Find each line containing the string "apie" and return it.

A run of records
◆ ◆ ◆ ◆ ◆

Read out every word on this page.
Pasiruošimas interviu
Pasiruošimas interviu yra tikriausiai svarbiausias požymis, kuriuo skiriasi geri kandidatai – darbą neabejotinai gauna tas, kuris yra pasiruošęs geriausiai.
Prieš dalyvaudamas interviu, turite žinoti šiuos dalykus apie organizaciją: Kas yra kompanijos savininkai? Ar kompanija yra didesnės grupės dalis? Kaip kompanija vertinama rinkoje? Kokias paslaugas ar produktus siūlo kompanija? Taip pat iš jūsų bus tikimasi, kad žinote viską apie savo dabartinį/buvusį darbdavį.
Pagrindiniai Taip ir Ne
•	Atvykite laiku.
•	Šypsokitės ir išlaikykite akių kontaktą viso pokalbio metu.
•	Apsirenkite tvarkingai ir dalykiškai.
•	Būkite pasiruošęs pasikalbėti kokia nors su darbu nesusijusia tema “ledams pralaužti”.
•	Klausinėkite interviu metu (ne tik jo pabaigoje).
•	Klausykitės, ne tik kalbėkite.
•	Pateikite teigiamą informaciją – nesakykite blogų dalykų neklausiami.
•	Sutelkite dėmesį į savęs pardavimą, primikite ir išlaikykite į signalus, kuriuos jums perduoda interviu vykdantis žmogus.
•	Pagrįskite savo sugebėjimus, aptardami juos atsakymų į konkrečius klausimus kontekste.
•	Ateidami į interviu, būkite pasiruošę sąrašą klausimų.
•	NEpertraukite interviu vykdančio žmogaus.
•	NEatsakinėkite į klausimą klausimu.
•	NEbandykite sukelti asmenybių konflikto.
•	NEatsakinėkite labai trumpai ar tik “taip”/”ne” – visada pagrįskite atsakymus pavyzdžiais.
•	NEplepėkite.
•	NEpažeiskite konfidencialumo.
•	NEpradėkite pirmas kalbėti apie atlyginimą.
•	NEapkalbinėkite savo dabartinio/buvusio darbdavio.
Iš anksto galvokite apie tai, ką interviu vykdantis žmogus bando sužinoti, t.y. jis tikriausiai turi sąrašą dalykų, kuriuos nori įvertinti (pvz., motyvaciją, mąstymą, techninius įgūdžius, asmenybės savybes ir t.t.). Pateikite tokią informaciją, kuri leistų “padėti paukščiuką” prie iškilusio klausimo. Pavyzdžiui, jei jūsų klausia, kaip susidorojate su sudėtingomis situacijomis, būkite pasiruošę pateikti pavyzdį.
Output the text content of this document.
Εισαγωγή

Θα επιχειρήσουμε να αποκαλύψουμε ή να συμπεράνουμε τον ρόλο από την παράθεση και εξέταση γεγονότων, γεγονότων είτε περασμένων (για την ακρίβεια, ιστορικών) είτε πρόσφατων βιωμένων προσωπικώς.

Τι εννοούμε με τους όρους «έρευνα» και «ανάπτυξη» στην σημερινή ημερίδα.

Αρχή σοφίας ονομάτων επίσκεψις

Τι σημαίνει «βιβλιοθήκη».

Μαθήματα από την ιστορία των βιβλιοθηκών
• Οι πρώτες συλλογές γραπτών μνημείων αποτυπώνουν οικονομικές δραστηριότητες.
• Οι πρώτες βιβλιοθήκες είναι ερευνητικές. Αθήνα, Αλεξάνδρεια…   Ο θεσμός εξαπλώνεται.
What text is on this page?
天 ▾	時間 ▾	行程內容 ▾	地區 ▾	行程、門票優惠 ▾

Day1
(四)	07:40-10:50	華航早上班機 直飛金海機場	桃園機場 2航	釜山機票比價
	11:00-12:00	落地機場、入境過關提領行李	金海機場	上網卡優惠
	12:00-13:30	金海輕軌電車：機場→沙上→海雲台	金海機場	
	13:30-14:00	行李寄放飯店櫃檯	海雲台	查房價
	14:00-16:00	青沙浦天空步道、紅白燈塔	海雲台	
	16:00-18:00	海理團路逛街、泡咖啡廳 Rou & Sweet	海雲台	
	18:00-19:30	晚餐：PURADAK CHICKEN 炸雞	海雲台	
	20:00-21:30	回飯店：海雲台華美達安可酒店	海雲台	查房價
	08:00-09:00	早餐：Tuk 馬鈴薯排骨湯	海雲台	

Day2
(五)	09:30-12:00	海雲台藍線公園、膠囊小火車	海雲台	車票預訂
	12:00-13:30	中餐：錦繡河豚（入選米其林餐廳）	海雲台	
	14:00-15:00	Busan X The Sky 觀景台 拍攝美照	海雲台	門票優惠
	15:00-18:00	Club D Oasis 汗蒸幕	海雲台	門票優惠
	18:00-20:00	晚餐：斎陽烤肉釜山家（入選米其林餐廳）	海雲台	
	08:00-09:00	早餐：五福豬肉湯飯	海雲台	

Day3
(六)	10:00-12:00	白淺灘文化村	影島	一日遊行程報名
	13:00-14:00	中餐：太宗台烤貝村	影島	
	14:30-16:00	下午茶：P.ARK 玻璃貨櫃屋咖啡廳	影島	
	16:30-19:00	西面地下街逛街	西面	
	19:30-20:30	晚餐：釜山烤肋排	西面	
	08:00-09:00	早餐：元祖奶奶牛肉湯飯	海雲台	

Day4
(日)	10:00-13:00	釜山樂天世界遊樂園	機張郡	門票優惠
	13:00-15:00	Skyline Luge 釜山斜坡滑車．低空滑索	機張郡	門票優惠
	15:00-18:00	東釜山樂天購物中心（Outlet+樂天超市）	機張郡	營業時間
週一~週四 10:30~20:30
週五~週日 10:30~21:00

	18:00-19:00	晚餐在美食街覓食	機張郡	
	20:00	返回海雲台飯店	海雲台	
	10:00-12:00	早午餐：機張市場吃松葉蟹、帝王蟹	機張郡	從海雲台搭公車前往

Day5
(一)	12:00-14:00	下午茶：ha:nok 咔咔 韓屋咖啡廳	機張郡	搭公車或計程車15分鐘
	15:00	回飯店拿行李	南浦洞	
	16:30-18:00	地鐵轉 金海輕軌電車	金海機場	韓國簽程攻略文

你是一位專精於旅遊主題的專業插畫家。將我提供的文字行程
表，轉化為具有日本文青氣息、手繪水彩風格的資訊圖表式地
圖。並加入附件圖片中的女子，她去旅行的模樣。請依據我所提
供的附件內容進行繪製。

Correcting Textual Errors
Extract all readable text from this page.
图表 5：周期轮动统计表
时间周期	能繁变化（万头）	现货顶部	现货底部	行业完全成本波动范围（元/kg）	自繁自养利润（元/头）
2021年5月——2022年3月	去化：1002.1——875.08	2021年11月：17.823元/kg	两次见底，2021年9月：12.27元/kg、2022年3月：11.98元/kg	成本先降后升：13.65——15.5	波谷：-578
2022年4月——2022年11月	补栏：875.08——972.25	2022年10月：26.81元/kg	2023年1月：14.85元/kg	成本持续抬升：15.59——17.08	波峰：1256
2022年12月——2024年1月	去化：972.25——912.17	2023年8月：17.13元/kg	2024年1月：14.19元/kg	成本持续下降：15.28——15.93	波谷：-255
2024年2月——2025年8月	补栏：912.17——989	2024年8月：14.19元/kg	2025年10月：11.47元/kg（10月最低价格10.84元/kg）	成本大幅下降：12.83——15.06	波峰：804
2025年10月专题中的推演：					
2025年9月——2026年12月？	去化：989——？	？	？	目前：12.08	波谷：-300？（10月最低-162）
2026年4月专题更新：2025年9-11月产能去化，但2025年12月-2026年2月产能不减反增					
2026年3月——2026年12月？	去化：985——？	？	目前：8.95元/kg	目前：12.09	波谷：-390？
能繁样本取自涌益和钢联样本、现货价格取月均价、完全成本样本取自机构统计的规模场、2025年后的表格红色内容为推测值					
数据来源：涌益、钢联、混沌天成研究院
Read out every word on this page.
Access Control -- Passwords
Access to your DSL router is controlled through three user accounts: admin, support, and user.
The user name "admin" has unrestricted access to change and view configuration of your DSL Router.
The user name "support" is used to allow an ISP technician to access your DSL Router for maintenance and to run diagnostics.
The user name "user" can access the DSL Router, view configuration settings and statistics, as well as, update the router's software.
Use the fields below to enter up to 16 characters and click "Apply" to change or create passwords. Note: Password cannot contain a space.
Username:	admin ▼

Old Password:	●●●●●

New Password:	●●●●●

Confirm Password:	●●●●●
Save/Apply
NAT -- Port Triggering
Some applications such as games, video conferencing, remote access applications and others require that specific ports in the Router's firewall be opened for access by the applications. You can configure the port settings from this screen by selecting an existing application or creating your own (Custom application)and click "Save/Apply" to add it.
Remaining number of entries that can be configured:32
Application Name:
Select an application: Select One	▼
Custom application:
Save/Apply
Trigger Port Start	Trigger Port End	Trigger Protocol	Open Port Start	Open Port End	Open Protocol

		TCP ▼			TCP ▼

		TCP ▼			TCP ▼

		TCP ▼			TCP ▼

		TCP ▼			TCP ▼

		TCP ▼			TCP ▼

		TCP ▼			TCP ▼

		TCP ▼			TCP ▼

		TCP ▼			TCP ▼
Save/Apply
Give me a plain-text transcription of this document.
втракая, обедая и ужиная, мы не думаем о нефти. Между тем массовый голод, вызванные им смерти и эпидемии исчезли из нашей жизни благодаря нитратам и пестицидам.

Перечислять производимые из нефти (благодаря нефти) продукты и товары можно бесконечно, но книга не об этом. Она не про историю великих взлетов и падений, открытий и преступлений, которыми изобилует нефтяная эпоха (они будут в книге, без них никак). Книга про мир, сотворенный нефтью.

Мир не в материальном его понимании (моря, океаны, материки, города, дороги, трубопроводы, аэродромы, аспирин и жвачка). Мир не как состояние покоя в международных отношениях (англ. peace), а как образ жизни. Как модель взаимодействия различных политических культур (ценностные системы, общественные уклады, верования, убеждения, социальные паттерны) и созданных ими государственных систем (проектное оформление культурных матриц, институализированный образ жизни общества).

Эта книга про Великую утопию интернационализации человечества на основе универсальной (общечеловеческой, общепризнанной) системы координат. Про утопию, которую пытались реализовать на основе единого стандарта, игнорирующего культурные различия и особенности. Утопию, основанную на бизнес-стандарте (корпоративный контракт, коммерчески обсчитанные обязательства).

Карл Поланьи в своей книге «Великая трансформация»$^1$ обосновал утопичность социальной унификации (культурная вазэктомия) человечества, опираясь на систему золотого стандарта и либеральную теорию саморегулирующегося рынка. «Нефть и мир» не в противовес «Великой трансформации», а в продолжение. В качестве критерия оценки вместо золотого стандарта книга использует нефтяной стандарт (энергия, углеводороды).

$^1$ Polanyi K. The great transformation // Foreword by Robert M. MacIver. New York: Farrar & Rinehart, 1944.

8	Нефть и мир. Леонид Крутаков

◆ ◆ ◆ ◆ ◆

▶ [Reply to the task]:
Prieš dalyvaudamas interviu, turite žinoti šiuos dalykus apie organizaciją: Kas yra kompanijos savininkai? Ar kompanija yra didesnės grupės dalis? Kaip kompanija vertinama rinkoje? Kokias paslaugas ar produktus siūlo kompanija? Taip pat iš jūsų bus tikimasi, kad žinote viską apie savo dabartinį/buvusį darbdavį.
•	NEpradėkite pirmas kalbėti apie atlyginimą.
Iš anksto galvokite apie tai, ką interviu vykdantis žmogus bando sužinoti, t.y. jis tikriausiai turi sąrašą dalykų, kuriuos nori įvertinti (pvz., motyvaciją, mąstymą, techninius įgūdžius, asmenybės savybes ir t.t.). Pateikite tokią informaciją, kuri leistų “padėti paukščiuką” prie iškilusio klausimo. Pavyzdžiui, jei jūsų klausia, kaip susidorojate su sudėtingomis situacijomis, būkite pasiruošę pateikti pavyzdį.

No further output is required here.